WHAT IS ASKED>
Locate all lines with the word "desc". Copy them.

[Stored records]
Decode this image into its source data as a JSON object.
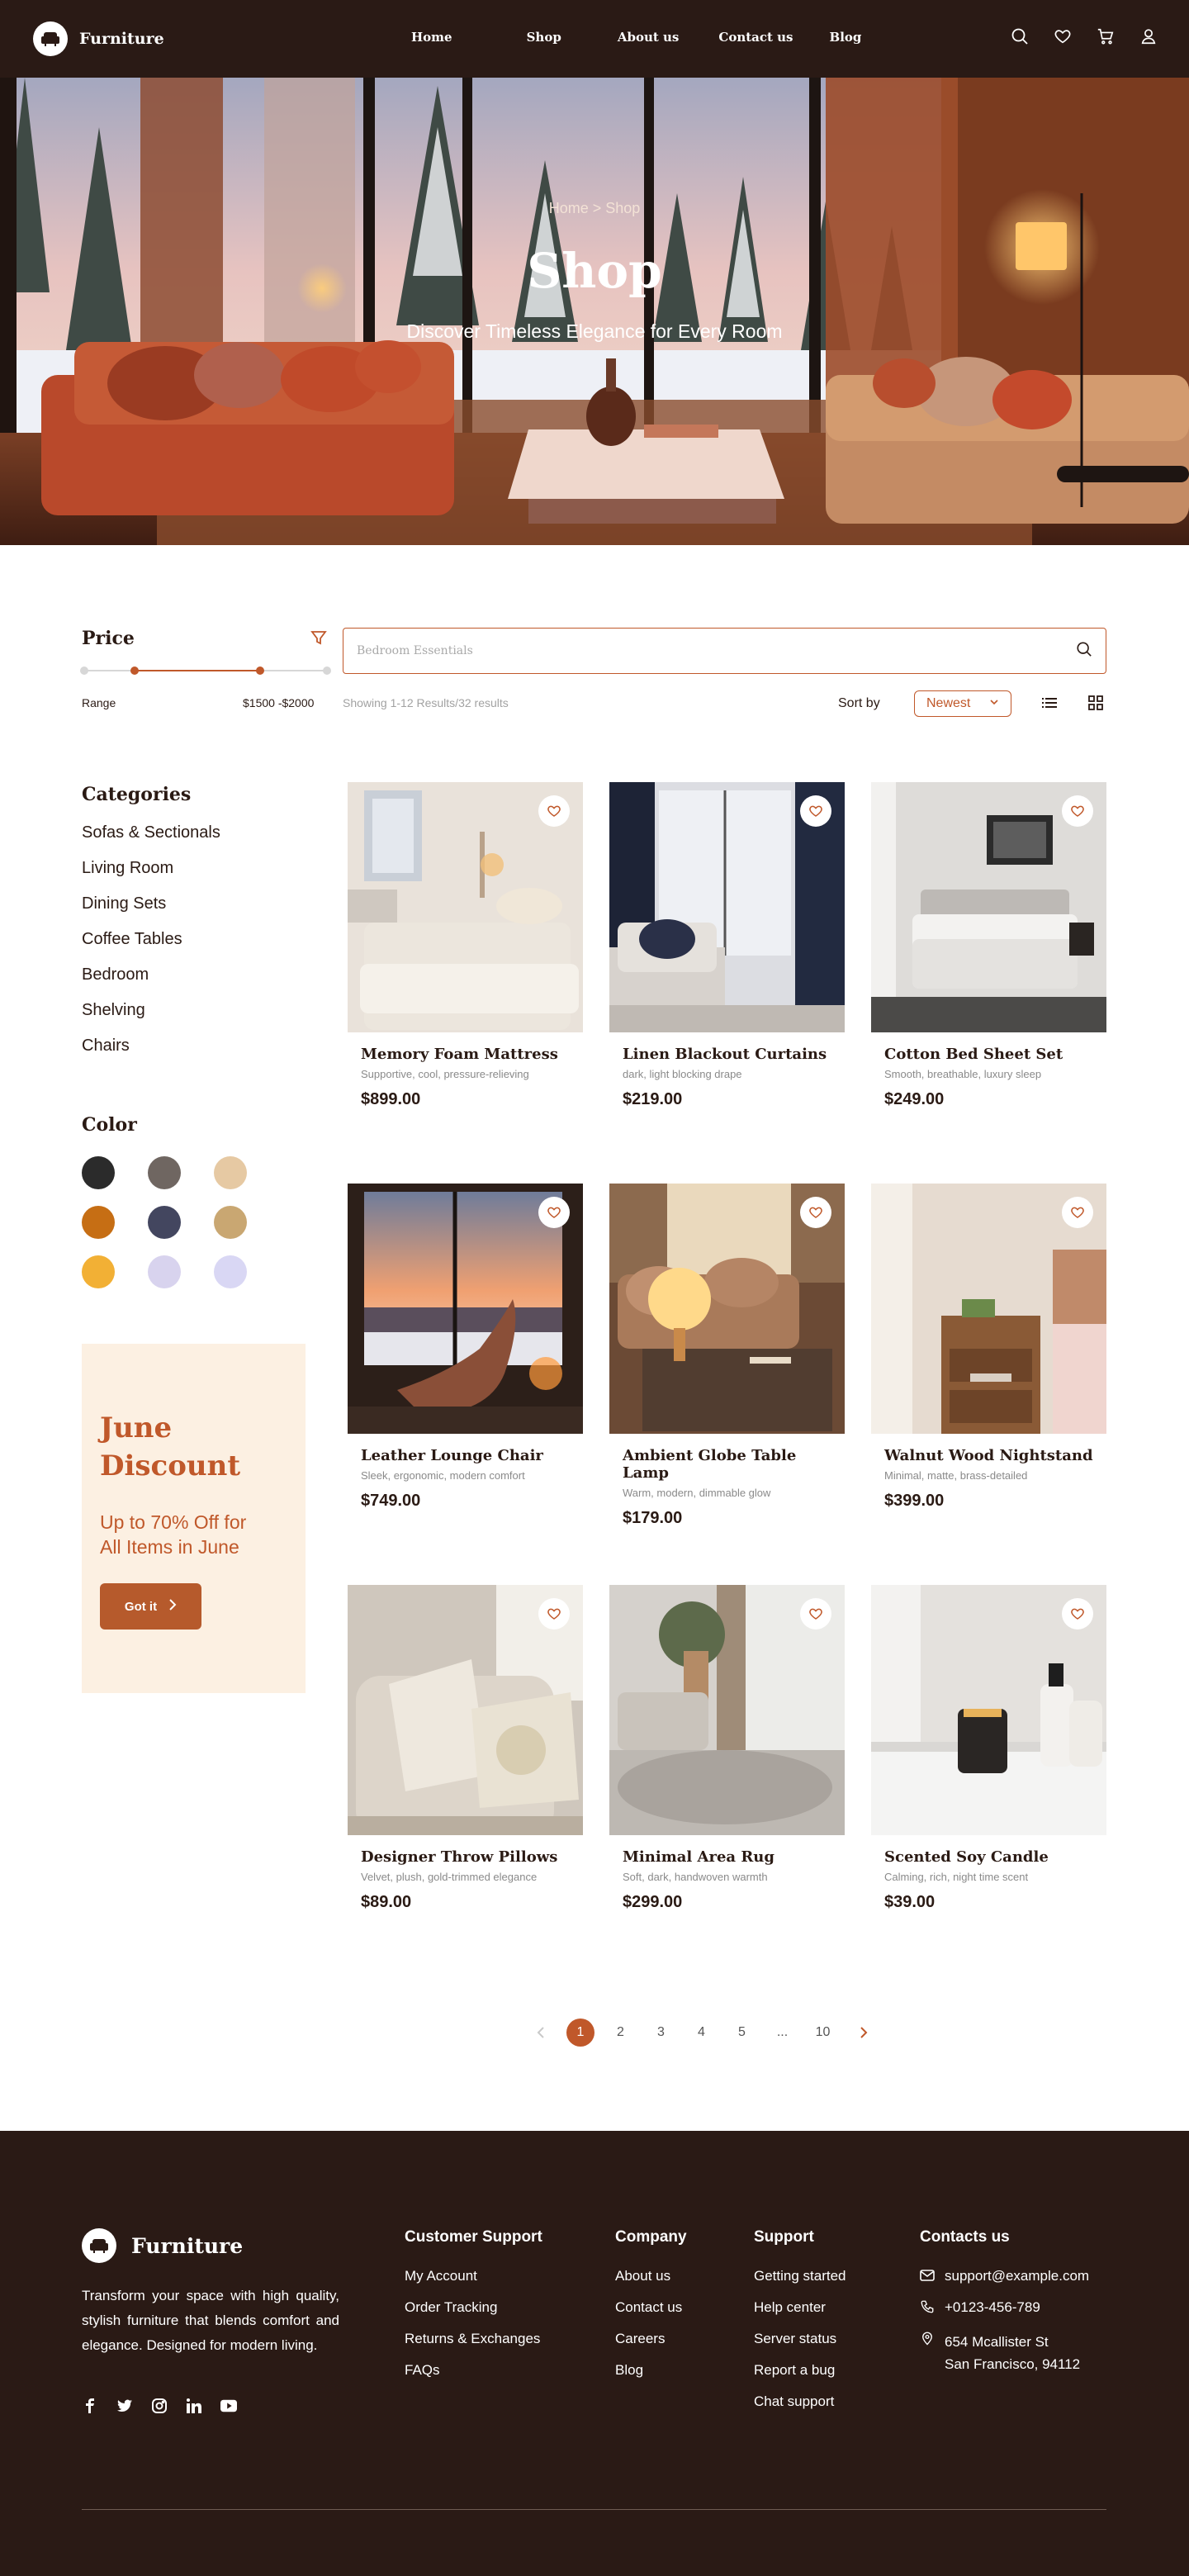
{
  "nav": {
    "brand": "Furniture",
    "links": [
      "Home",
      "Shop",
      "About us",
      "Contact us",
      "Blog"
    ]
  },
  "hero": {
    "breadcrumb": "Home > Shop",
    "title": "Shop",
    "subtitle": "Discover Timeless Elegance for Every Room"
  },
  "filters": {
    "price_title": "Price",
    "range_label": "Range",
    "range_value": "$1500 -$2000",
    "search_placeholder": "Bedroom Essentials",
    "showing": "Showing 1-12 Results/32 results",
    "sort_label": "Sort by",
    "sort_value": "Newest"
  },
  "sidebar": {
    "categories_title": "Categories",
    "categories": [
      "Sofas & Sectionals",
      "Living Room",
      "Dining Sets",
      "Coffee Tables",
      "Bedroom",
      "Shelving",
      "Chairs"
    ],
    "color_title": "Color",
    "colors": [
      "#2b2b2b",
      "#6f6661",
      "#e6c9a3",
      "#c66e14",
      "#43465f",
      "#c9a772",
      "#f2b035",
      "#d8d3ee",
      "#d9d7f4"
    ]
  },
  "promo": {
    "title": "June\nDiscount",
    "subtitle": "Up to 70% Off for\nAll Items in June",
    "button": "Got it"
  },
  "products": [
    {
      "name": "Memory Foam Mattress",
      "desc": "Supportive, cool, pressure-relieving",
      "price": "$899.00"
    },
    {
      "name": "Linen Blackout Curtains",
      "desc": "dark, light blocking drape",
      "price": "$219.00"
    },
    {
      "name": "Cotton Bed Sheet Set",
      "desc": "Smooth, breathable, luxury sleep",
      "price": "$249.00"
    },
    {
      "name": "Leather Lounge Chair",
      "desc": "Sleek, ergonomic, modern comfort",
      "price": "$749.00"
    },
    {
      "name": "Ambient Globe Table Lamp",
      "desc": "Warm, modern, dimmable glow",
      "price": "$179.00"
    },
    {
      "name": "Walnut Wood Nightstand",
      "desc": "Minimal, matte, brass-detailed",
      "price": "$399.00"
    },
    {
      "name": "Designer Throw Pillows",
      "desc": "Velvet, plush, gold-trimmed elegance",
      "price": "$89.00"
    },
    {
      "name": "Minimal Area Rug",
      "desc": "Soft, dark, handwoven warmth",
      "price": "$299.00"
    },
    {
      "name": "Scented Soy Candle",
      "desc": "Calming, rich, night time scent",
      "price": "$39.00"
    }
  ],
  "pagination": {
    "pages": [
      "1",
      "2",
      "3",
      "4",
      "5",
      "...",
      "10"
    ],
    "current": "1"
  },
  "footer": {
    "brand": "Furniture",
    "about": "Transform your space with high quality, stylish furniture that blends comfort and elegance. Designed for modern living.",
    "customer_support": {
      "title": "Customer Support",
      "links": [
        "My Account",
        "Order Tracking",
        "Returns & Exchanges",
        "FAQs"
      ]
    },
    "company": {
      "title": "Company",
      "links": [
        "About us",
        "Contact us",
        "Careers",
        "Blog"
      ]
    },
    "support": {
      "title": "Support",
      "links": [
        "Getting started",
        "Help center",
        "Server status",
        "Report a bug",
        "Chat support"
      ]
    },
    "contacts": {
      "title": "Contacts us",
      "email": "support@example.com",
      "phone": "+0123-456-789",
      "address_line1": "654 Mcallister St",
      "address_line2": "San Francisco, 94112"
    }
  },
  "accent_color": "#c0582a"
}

--

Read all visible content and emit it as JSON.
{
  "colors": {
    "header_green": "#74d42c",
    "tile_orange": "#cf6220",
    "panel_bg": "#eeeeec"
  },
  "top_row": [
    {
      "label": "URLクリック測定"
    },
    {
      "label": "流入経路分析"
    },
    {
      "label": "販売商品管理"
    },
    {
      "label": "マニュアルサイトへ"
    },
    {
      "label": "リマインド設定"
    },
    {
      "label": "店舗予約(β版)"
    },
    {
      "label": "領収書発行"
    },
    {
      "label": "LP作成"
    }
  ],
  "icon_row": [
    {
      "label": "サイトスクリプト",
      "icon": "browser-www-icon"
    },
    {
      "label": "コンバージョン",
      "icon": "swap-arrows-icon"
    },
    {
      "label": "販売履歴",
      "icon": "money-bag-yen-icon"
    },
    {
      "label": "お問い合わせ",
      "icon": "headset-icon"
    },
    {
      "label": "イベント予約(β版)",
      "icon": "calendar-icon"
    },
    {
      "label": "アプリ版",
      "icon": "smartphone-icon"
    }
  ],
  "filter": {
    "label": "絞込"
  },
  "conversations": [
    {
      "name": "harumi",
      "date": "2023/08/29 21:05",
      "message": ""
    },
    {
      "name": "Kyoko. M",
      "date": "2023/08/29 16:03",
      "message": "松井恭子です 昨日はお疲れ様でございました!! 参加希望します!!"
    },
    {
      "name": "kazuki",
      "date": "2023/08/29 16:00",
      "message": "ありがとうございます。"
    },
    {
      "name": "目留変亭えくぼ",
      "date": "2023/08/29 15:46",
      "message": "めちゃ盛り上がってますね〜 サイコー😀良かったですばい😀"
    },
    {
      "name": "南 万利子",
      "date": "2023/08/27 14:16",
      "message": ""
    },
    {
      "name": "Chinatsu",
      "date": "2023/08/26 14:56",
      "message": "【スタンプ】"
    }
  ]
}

TASK RESPONSE>
      "desc": "Supportive, cool, pressure-relieving",
      "desc": "dark, light blocking drape",
      "desc": "Smooth, breathable, luxury sleep",
      "desc": "Sleek, ergonomic, modern comfort",
      "desc": "Warm, modern, dimmable glow",
      "desc": "Minimal, matte, brass-detailed",
      "desc": "Velvet, plush, gold-trimmed elegance",
      "desc": "Soft, dark, handwoven warmth",
      "desc": "Calming, rich, night time scent",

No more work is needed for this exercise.